-- BEGIN Extracted records --

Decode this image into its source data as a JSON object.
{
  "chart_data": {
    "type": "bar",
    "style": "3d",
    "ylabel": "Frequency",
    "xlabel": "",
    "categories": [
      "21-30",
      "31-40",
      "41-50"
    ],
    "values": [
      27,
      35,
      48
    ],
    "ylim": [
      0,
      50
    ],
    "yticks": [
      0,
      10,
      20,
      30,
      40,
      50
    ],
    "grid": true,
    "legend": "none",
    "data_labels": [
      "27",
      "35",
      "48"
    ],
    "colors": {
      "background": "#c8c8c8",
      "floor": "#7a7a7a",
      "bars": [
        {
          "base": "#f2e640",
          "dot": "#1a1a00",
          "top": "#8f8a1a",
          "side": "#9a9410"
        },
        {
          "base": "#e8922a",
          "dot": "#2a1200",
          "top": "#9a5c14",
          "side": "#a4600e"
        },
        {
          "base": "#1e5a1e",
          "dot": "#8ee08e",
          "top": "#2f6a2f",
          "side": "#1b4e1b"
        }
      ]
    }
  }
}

-- END Extracted records --

What to produce: Write the material out again in its entirety, exactly as shown.

Result of this exercise:
Decode this image into its source data as a JSON object.
{
  "chart_data": {
    "type": "bar",
    "style": "3d",
    "ylabel": "Frequency",
    "xlabel": "",
    "categories": [
      "21-30",
      "31-40",
      "41-50"
    ],
    "values": [
      27,
      35,
      48
    ],
    "ylim": [
      0,
      50
    ],
    "yticks": [
      0,
      10,
      20,
      30,
      40,
      50
    ],
    "grid": true,
    "legend": "none",
    "data_labels": [
      "27",
      "35",
      "48"
    ],
    "colors": {
      "background": "#c8c8c8",
      "floor": "#7a7a7a",
      "bars": [
        {
          "base": "#f2e640",
          "dot": "#1a1a00",
          "top": "#8f8a1a",
          "side": "#9a9410"
        },
        {
          "base": "#e8922a",
          "dot": "#2a1200",
          "top": "#9a5c14",
          "side": "#a4600e"
        },
        {
          "base": "#1e5a1e",
          "dot": "#8ee08e",
          "top": "#2f6a2f",
          "side": "#1b4e1b"
        }
      ]
    }
  }
}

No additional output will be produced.